DIRECTIONS: Lines containing the string "Gardena" are to be counted; report the number and nothing more.

### DATA SECTION

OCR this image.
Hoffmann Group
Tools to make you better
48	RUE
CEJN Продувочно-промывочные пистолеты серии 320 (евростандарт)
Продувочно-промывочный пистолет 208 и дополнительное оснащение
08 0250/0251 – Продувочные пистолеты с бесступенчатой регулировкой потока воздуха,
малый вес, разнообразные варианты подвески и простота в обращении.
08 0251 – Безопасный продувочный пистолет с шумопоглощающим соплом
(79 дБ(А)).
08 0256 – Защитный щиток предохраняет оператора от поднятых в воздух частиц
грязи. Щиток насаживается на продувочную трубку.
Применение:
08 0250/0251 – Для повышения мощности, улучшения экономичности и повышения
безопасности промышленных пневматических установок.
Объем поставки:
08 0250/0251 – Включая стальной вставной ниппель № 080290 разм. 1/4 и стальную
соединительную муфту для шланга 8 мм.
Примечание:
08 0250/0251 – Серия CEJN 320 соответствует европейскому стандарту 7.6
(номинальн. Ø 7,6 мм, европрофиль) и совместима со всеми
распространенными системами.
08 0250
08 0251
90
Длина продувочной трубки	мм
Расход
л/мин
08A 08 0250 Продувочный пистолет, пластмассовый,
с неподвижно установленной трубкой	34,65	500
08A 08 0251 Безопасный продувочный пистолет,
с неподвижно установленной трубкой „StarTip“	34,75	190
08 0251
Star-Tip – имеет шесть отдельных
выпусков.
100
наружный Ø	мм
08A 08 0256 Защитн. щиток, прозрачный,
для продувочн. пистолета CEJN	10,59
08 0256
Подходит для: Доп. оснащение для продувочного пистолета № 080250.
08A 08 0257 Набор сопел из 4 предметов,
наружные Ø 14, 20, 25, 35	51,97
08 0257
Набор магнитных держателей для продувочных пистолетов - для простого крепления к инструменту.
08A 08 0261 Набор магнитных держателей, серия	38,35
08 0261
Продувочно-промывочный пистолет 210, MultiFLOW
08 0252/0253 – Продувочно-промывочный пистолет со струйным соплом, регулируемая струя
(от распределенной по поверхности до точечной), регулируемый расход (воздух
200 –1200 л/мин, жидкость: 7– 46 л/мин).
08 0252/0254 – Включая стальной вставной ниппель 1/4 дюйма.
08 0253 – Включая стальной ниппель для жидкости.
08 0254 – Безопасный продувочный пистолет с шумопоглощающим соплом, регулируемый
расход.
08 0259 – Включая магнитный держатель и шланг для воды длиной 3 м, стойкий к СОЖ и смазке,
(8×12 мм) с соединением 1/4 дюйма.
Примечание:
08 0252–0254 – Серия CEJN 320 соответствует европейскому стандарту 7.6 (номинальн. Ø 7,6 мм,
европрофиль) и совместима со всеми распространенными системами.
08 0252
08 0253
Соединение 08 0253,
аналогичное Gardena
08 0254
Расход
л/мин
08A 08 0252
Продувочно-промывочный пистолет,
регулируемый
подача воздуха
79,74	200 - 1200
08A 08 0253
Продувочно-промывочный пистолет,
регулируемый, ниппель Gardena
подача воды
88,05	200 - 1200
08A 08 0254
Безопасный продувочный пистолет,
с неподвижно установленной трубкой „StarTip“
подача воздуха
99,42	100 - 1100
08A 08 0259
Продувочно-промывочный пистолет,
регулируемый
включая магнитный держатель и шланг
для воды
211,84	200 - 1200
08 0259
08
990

######

EXERCISE OUTPUT: 2